Return the listing below in full, with every line exactly as it is.
---------- Records for the task ----------
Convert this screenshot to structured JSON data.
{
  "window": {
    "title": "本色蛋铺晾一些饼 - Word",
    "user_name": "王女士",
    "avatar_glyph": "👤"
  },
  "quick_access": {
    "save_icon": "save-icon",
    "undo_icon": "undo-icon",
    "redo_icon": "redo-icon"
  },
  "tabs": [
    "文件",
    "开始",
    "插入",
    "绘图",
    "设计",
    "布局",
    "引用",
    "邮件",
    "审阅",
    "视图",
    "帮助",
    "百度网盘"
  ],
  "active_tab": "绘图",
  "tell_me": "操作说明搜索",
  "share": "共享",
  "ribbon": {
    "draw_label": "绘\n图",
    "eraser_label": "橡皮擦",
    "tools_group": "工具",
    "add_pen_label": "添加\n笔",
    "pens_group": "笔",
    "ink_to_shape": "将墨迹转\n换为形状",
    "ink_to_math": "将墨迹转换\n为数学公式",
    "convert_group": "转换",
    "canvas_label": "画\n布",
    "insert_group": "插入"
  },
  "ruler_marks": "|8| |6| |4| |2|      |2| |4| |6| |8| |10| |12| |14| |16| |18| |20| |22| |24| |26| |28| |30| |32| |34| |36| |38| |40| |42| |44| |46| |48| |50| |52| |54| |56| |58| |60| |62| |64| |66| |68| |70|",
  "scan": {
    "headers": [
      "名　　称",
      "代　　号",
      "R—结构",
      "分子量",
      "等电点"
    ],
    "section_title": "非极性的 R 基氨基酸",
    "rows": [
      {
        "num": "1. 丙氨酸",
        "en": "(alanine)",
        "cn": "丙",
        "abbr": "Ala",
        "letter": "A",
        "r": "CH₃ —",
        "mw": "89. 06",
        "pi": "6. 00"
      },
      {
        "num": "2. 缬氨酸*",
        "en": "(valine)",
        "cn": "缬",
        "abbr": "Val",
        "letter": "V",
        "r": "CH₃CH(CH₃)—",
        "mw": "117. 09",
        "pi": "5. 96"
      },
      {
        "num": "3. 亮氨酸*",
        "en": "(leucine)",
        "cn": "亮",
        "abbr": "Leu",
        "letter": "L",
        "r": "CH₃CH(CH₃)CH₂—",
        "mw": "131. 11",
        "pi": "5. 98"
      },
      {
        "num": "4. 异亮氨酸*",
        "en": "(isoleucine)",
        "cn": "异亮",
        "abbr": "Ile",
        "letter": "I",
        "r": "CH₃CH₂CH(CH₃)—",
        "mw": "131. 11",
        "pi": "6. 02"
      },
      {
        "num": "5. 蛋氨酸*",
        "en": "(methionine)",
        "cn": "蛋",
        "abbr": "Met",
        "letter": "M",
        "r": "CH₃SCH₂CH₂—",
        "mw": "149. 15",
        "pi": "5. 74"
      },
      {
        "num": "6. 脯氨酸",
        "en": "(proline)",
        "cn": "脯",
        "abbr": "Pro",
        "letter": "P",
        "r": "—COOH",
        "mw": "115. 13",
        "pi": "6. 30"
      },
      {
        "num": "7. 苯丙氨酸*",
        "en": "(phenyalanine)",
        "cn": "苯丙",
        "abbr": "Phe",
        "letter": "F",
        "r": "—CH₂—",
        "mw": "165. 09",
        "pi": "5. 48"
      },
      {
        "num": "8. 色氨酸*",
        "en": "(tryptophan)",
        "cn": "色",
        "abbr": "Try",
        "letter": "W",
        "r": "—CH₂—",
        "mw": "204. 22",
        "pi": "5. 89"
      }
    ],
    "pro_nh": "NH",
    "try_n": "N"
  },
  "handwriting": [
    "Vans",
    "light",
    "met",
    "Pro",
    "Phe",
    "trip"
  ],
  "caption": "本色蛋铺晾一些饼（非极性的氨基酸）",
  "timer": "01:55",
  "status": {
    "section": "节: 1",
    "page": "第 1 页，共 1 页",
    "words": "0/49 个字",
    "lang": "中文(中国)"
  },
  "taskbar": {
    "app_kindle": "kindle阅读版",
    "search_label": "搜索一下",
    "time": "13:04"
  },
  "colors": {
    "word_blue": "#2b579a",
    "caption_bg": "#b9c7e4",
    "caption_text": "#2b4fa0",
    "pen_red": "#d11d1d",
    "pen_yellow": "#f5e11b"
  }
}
----------
• **Answer to the task**
Convert this screenshot to structured JSON data.
{
  "window": {
    "title": "本色蛋铺晾一些饼 - Word",
    "user_name": "王女士",
    "avatar_glyph": "👤"
  },
  "quick_access": {
    "save_icon": "save-icon",
    "undo_icon": "undo-icon",
    "redo_icon": "redo-icon"
  },
  "tabs": [
    "文件",
    "开始",
    "插入",
    "绘图",
    "设计",
    "布局",
    "引用",
    "邮件",
    "审阅",
    "视图",
    "帮助",
    "百度网盘"
  ],
  "active_tab": "绘图",
  "tell_me": "操作说明搜索",
  "share": "共享",
  "ribbon": {
    "draw_label": "绘\n图",
    "eraser_label": "橡皮擦",
    "tools_group": "工具",
    "add_pen_label": "添加\n笔",
    "pens_group": "笔",
    "ink_to_shape": "将墨迹转\n换为形状",
    "ink_to_math": "将墨迹转换\n为数学公式",
    "convert_group": "转换",
    "canvas_label": "画\n布",
    "insert_group": "插入"
  },
  "ruler_marks": "|8| |6| |4| |2|      |2| |4| |6| |8| |10| |12| |14| |16| |18| |20| |22| |24| |26| |28| |30| |32| |34| |36| |38| |40| |42| |44| |46| |48| |50| |52| |54| |56| |58| |60| |62| |64| |66| |68| |70|",
  "scan": {
    "headers": [
      "名　　称",
      "代　　号",
      "R—结构",
      "分子量",
      "等电点"
    ],
    "section_title": "非极性的 R 基氨基酸",
    "rows": [
      {
        "num": "1. 丙氨酸",
        "en": "(alanine)",
        "cn": "丙",
        "abbr": "Ala",
        "letter": "A",
        "r": "CH₃ —",
        "mw": "89. 06",
        "pi": "6. 00"
      },
      {
        "num": "2. 缬氨酸*",
        "en": "(valine)",
        "cn": "缬",
        "abbr": "Val",
        "letter": "V",
        "r": "CH₃CH(CH₃)—",
        "mw": "117. 09",
        "pi": "5. 96"
      },
      {
        "num": "3. 亮氨酸*",
        "en": "(leucine)",
        "cn": "亮",
        "abbr": "Leu",
        "letter": "L",
        "r": "CH₃CH(CH₃)CH₂—",
        "mw": "131. 11",
        "pi": "5. 98"
      },
      {
        "num": "4. 异亮氨酸*",
        "en": "(isoleucine)",
        "cn": "异亮",
        "abbr": "Ile",
        "letter": "I",
        "r": "CH₃CH₂CH(CH₃)—",
        "mw": "131. 11",
        "pi": "6. 02"
      },
      {
        "num": "5. 蛋氨酸*",
        "en": "(methionine)",
        "cn": "蛋",
        "abbr": "Met",
        "letter": "M",
        "r": "CH₃SCH₂CH₂—",
        "mw": "149. 15",
        "pi": "5. 74"
      },
      {
        "num": "6. 脯氨酸",
        "en": "(proline)",
        "cn": "脯",
        "abbr": "Pro",
        "letter": "P",
        "r": "—COOH",
        "mw": "115. 13",
        "pi": "6. 30"
      },
      {
        "num": "7. 苯丙氨酸*",
        "en": "(phenyalanine)",
        "cn": "苯丙",
        "abbr": "Phe",
        "letter": "F",
        "r": "—CH₂—",
        "mw": "165. 09",
        "pi": "5. 48"
      },
      {
        "num": "8. 色氨酸*",
        "en": "(tryptophan)",
        "cn": "色",
        "abbr": "Try",
        "letter": "W",
        "r": "—CH₂—",
        "mw": "204. 22",
        "pi": "5. 89"
      }
    ],
    "pro_nh": "NH",
    "try_n": "N"
  },
  "handwriting": [
    "Vans",
    "light",
    "met",
    "Pro",
    "Phe",
    "trip"
  ],
  "caption": "本色蛋铺晾一些饼（非极性的氨基酸）",
  "timer": "01:55",
  "status": {
    "section": "节: 1",
    "page": "第 1 页，共 1 页",
    "words": "0/49 个字",
    "lang": "中文(中国)"
  },
  "taskbar": {
    "app_kindle": "kindle阅读版",
    "search_label": "搜索一下",
    "time": "13:04"
  },
  "colors": {
    "word_blue": "#2b579a",
    "caption_bg": "#b9c7e4",
    "caption_text": "#2b4fa0",
    "pen_red": "#d11d1d",
    "pen_yellow": "#f5e11b"
  }
}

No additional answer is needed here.